Aim of the task –
Scan the lines below for the string "Gastos" and copy every one that has it.

-------- Dataset records

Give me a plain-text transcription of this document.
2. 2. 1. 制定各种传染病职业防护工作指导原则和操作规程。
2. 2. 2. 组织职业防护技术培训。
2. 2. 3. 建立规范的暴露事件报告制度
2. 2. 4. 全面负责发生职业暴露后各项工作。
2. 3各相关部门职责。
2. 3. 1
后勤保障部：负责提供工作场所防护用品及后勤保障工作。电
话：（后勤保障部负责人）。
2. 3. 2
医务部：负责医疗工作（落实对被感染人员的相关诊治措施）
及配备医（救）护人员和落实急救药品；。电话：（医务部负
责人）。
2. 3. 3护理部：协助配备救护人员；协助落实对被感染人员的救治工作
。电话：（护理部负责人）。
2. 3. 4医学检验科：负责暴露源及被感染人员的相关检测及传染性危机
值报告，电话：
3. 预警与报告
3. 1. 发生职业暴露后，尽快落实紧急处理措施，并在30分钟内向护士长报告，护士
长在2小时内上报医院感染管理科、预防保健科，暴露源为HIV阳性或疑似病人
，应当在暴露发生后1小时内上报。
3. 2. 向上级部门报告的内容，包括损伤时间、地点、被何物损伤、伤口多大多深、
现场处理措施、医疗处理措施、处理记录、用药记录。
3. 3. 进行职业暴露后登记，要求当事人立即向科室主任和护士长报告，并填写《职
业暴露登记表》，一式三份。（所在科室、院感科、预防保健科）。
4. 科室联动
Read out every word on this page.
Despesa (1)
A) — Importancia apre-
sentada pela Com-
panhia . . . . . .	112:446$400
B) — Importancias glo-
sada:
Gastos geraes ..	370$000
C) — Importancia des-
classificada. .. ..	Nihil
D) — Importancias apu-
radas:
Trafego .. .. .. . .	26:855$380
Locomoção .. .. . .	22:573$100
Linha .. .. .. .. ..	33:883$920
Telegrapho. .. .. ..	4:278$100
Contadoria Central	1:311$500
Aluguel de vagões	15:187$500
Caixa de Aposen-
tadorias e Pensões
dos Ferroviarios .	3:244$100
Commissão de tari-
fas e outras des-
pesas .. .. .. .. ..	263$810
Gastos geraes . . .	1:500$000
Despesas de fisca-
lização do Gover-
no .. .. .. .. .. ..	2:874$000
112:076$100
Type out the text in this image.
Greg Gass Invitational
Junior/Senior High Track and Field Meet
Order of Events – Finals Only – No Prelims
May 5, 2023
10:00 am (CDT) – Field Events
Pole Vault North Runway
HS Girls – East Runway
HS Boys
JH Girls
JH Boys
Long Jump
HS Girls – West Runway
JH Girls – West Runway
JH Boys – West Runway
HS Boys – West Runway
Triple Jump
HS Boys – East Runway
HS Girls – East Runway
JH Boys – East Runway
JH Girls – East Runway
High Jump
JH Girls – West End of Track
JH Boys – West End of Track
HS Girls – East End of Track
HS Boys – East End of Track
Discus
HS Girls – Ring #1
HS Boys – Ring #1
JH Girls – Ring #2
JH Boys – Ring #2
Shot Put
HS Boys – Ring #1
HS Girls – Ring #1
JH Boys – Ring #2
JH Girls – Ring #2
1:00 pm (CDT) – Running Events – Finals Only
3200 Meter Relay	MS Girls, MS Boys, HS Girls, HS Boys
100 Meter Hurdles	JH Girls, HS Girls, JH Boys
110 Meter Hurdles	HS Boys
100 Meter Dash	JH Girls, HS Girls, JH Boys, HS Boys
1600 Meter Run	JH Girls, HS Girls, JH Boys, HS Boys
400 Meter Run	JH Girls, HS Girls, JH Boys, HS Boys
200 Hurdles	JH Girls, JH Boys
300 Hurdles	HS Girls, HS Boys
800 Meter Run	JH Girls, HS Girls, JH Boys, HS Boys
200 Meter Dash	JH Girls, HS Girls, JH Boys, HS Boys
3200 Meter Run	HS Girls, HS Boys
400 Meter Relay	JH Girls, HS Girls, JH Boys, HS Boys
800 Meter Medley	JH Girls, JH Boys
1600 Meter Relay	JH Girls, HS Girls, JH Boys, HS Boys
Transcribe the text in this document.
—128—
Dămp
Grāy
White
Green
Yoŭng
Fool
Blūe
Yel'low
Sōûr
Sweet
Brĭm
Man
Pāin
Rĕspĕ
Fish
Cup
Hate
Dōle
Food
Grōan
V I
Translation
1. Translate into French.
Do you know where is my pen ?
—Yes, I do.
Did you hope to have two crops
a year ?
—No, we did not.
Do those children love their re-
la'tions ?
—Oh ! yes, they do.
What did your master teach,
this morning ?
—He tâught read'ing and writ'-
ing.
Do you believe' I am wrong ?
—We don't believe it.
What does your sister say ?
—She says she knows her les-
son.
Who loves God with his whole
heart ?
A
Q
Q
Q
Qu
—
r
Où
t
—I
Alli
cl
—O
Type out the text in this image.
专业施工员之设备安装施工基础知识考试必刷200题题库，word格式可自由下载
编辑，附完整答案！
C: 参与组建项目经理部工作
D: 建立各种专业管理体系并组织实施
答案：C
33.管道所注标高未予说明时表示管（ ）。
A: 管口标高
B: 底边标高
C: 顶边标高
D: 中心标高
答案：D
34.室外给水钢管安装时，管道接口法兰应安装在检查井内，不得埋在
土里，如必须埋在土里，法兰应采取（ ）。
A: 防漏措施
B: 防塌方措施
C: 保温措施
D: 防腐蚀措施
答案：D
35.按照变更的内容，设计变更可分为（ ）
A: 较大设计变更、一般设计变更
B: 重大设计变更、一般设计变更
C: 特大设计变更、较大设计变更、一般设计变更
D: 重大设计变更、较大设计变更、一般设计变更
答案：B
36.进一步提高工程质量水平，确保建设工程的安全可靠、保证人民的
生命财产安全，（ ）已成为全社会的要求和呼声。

----------------

Response –
Gastos geraes ..	370$000
Gastos geraes . . .	1:500$000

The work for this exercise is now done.